====== Material for this exercise

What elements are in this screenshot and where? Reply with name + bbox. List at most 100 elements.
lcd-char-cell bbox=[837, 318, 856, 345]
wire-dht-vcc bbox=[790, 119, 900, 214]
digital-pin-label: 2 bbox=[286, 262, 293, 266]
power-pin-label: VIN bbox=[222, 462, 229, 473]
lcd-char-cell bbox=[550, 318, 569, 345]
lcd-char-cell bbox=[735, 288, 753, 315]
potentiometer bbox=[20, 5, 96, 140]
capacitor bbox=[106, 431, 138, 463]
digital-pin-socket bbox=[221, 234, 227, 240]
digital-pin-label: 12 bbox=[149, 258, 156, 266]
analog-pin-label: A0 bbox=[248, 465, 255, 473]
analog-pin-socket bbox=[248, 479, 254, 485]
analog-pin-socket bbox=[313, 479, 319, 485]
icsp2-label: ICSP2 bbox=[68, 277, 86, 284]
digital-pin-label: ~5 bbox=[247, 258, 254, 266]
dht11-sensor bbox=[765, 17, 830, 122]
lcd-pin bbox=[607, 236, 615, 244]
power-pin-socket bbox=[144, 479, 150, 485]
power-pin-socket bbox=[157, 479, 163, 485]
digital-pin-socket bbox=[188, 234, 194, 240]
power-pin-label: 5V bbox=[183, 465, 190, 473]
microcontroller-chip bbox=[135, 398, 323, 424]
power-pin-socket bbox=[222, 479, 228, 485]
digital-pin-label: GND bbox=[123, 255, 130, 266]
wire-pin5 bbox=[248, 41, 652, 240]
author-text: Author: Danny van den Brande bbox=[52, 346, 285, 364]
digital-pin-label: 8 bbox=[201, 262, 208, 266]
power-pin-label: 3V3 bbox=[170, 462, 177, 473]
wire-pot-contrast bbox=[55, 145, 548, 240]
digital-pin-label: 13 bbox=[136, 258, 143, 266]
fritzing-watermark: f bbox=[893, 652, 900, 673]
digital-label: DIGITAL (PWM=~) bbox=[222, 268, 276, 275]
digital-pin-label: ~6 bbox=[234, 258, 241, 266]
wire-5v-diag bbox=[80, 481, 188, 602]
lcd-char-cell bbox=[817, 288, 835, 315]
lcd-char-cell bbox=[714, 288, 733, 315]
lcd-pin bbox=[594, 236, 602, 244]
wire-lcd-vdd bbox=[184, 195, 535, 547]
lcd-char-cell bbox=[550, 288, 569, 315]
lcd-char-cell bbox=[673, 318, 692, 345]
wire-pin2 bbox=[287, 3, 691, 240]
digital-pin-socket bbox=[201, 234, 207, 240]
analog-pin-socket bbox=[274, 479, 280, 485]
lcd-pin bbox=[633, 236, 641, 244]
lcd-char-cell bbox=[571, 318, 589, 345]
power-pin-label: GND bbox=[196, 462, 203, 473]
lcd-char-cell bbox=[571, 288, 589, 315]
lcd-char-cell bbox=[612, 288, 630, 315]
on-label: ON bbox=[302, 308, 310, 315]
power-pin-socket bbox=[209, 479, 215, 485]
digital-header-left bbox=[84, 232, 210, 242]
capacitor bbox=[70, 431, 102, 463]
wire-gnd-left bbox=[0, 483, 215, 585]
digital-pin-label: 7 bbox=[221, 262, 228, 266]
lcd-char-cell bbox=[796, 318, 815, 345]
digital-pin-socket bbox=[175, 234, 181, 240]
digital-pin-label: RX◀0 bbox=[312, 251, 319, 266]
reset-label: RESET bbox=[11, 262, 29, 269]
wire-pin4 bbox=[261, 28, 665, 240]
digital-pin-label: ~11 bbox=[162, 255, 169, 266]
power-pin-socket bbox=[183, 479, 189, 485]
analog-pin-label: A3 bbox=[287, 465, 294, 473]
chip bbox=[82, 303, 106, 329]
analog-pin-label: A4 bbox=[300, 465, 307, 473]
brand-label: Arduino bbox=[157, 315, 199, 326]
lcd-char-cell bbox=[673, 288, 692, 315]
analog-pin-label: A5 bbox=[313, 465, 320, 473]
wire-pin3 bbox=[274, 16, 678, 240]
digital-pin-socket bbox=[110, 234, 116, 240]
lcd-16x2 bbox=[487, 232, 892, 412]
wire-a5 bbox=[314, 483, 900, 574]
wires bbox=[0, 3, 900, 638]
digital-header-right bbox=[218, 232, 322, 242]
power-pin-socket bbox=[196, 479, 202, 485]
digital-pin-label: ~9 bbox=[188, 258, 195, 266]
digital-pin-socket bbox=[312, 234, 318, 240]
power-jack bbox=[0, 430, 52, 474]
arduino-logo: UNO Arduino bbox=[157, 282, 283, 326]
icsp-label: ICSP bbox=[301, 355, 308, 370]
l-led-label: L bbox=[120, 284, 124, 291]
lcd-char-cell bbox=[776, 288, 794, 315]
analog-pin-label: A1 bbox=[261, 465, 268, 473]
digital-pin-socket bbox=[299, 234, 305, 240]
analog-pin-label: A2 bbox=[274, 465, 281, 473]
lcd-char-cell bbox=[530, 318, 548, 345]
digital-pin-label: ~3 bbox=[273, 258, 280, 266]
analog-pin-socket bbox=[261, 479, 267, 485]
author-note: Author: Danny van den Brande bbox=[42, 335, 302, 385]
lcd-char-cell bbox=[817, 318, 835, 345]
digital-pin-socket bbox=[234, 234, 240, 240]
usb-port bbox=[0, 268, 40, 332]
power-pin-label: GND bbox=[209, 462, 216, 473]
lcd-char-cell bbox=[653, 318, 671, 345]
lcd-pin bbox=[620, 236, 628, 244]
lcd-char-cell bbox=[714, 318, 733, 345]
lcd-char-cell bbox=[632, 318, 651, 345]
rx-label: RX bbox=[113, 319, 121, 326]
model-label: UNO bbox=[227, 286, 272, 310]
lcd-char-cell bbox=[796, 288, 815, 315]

============

Repeat every line of the material above word for word, leaving nothing out and changing nothing.

What elements are in this screenshot and where? Reply with name + bbox. List at most 100 elements.
lcd-char-cell bbox=[837, 318, 856, 345]
wire-dht-vcc bbox=[790, 119, 900, 214]
digital-pin-label: 2 bbox=[286, 262, 293, 266]
power-pin-label: VIN bbox=[222, 462, 229, 473]
lcd-char-cell bbox=[550, 318, 569, 345]
lcd-char-cell bbox=[735, 288, 753, 315]
potentiometer bbox=[20, 5, 96, 140]
capacitor bbox=[106, 431, 138, 463]
digital-pin-socket bbox=[221, 234, 227, 240]
digital-pin-label: 12 bbox=[149, 258, 156, 266]
analog-pin-label: A0 bbox=[248, 465, 255, 473]
analog-pin-socket bbox=[248, 479, 254, 485]
analog-pin-socket bbox=[313, 479, 319, 485]
icsp2-label: ICSP2 bbox=[68, 277, 86, 284]
digital-pin-label: ~5 bbox=[247, 258, 254, 266]
dht11-sensor bbox=[765, 17, 830, 122]
lcd-pin bbox=[607, 236, 615, 244]
power-pin-socket bbox=[144, 479, 150, 485]
power-pin-socket bbox=[157, 479, 163, 485]
digital-pin-socket bbox=[188, 234, 194, 240]
power-pin-label: 5V bbox=[183, 465, 190, 473]
microcontroller-chip bbox=[135, 398, 323, 424]
power-pin-socket bbox=[222, 479, 228, 485]
digital-pin-label: GND bbox=[123, 255, 130, 266]
wire-pin5 bbox=[248, 41, 652, 240]
author-text: Author: Danny van den Brande bbox=[52, 346, 285, 364]
digital-pin-label: 8 bbox=[201, 262, 208, 266]
power-pin-label: 3V3 bbox=[170, 462, 177, 473]
wire-pot-contrast bbox=[55, 145, 548, 240]
digital-pin-label: 13 bbox=[136, 258, 143, 266]
fritzing-watermark: f bbox=[893, 652, 900, 673]
digital-label: DIGITAL (PWM=~) bbox=[222, 268, 276, 275]
digital-pin-label: ~6 bbox=[234, 258, 241, 266]
wire-5v-diag bbox=[80, 481, 188, 602]
lcd-char-cell bbox=[817, 288, 835, 315]
lcd-char-cell bbox=[714, 288, 733, 315]
lcd-pin bbox=[594, 236, 602, 244]
wire-lcd-vdd bbox=[184, 195, 535, 547]
lcd-char-cell bbox=[550, 288, 569, 315]
lcd-char-cell bbox=[673, 318, 692, 345]
wire-pin2 bbox=[287, 3, 691, 240]
digital-pin-socket bbox=[201, 234, 207, 240]
analog-pin-socket bbox=[274, 479, 280, 485]
lcd-pin bbox=[633, 236, 641, 244]
lcd-char-cell bbox=[571, 318, 589, 345]
power-pin-label: GND bbox=[196, 462, 203, 473]
lcd-char-cell bbox=[571, 288, 589, 315]
lcd-char-cell bbox=[612, 288, 630, 315]
on-label: ON bbox=[302, 308, 310, 315]
power-pin-socket bbox=[209, 479, 215, 485]
digital-header-left bbox=[84, 232, 210, 242]
capacitor bbox=[70, 431, 102, 463]
wire-gnd-left bbox=[0, 483, 215, 585]
digital-pin-label: 7 bbox=[221, 262, 228, 266]
lcd-char-cell bbox=[796, 318, 815, 345]
digital-pin-socket bbox=[175, 234, 181, 240]
digital-pin-label: RX◀0 bbox=[312, 251, 319, 266]
reset-label: RESET bbox=[11, 262, 29, 269]
wire-pin4 bbox=[261, 28, 665, 240]
digital-pin-label: ~11 bbox=[162, 255, 169, 266]
power-pin-socket bbox=[183, 479, 189, 485]
analog-pin-label: A3 bbox=[287, 465, 294, 473]
chip bbox=[82, 303, 106, 329]
analog-pin-label: A4 bbox=[300, 465, 307, 473]
brand-label: Arduino bbox=[157, 315, 199, 326]
lcd-char-cell bbox=[673, 288, 692, 315]
analog-pin-label: A5 bbox=[313, 465, 320, 473]
wire-pin3 bbox=[274, 16, 678, 240]
digital-pin-socket bbox=[110, 234, 116, 240]
lcd-16x2 bbox=[487, 232, 892, 412]
wire-a5 bbox=[314, 483, 900, 574]
wires bbox=[0, 3, 900, 638]
digital-header-right bbox=[218, 232, 322, 242]
power-pin-socket bbox=[196, 479, 202, 485]
digital-pin-label: ~9 bbox=[188, 258, 195, 266]
digital-pin-socket bbox=[312, 234, 318, 240]
power-jack bbox=[0, 430, 52, 474]
arduino-logo: UNO Arduino bbox=[157, 282, 283, 326]
icsp-label: ICSP bbox=[301, 355, 308, 370]
l-led-label: L bbox=[120, 284, 124, 291]
lcd-char-cell bbox=[776, 288, 794, 315]
analog-pin-label: A1 bbox=[261, 465, 268, 473]
digital-pin-socket bbox=[299, 234, 305, 240]
analog-pin-label: A2 bbox=[274, 465, 281, 473]
lcd-char-cell bbox=[530, 318, 548, 345]
digital-pin-label: ~3 bbox=[273, 258, 280, 266]
analog-pin-socket bbox=[261, 479, 267, 485]
author-note: Author: Danny van den Brande bbox=[42, 335, 302, 385]
lcd-char-cell bbox=[817, 318, 835, 345]
digital-pin-socket bbox=[234, 234, 240, 240]
usb-port bbox=[0, 268, 40, 332]
power-pin-label: GND bbox=[209, 462, 216, 473]
lcd-char-cell bbox=[653, 318, 671, 345]
lcd-pin bbox=[620, 236, 628, 244]
lcd-char-cell bbox=[714, 318, 733, 345]
lcd-char-cell bbox=[632, 318, 651, 345]
rx-label: RX bbox=[113, 319, 121, 326]
model-label: UNO bbox=[227, 286, 272, 310]
lcd-char-cell bbox=[796, 288, 815, 315]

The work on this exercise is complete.